Dataset listings of figures:
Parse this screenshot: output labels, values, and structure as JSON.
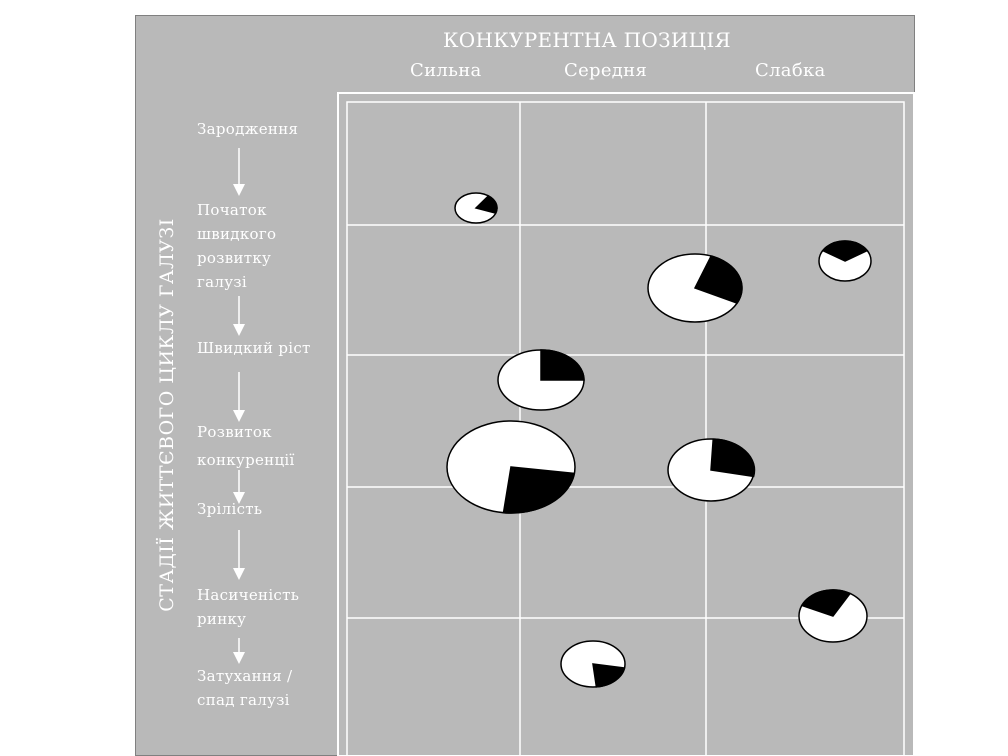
{
  "title": "КОНКУРЕНТНА ПОЗИЦІЯ",
  "columns": [
    "Сильна",
    "Середня",
    "Слабка"
  ],
  "vertical_axis_label": "СТАДІЇ ЖИТТЄВОГО ЦИКЛУ ГАЛУЗІ",
  "stages": [
    {
      "label": "Зародження"
    },
    {
      "label": "Початок швидкого розвитку галузі"
    },
    {
      "label": "Швидкий ріст"
    },
    {
      "label": "Розвиток конкуренції"
    },
    {
      "label": "Зрілість"
    },
    {
      "label": "Насиченість ринку"
    },
    {
      "label": "Затухання / спад галузі"
    }
  ],
  "colors": {
    "background": "#b9b9b9",
    "text": "#ffffff",
    "grid": "#ffffff",
    "slice": "#000000"
  }
}
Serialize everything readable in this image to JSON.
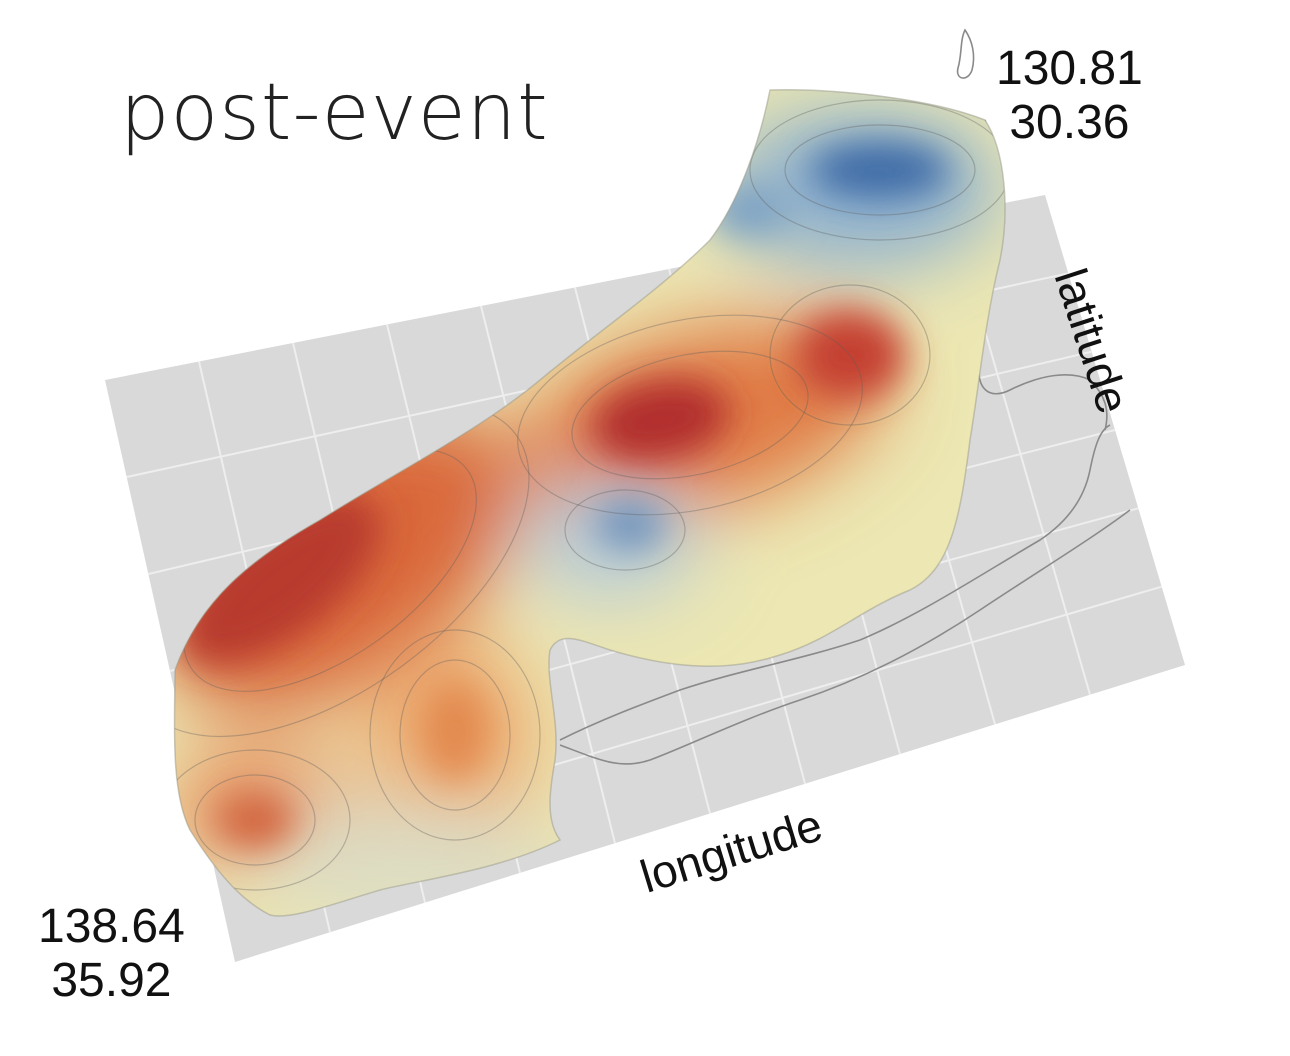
{
  "title": "post-event",
  "corners": {
    "ne": {
      "longitude": "130.81",
      "latitude": "30.36"
    },
    "sw": {
      "longitude": "138.64",
      "latitude": "35.92"
    }
  },
  "axes": {
    "x_label": "longitude",
    "y_label": "latitude"
  },
  "colors": {
    "plane": "#d9d9d9",
    "grid": "#eeeeee",
    "coastline": "#8a8a8a",
    "cool_deep": "#3e6aa6",
    "cool": "#9fbcd4",
    "neutral": "#ece7b3",
    "warm": "#e0894e",
    "hot": "#b3282a"
  }
}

▸ **Given instruction**: Repeat the data above exactly, but not the pictures.

▸ **Solution for this problem**:
Parse this screenshot: output labels, values, and structure as JSON.
{
  "title": "КОНКУРЕНТНА ПОЗИЦІЯ",
  "columns": [
    "Сильна",
    "Середня",
    "Слабка"
  ],
  "vertical_axis_label": "СТАДІЇ ЖИТТЄВОГО ЦИКЛУ ГАЛУЗІ",
  "stages": [
    {
      "label": "Зародження"
    },
    {
      "label": "Початок швидкого розвитку галузі"
    },
    {
      "label": "Швидкий ріст"
    },
    {
      "label": "Розвиток конкуренції"
    },
    {
      "label": "Зрілість"
    },
    {
      "label": "Насиченість ринку"
    },
    {
      "label": "Затухання / спад галузі"
    }
  ],
  "colors": {
    "background": "#b9b9b9",
    "text": "#ffffff",
    "grid": "#ffffff",
    "slice": "#000000"
  }
}
Serialize everything readable in this image to JSON.
{
  "title": "post-event",
  "corners": {
    "ne": {
      "longitude": "130.81",
      "latitude": "30.36"
    },
    "sw": {
      "longitude": "138.64",
      "latitude": "35.92"
    }
  },
  "axes": {
    "x_label": "longitude",
    "y_label": "latitude"
  },
  "colors": {
    "plane": "#d9d9d9",
    "grid": "#eeeeee",
    "coastline": "#8a8a8a",
    "cool_deep": "#3e6aa6",
    "cool": "#9fbcd4",
    "neutral": "#ece7b3",
    "warm": "#e0894e",
    "hot": "#b3282a"
  }
}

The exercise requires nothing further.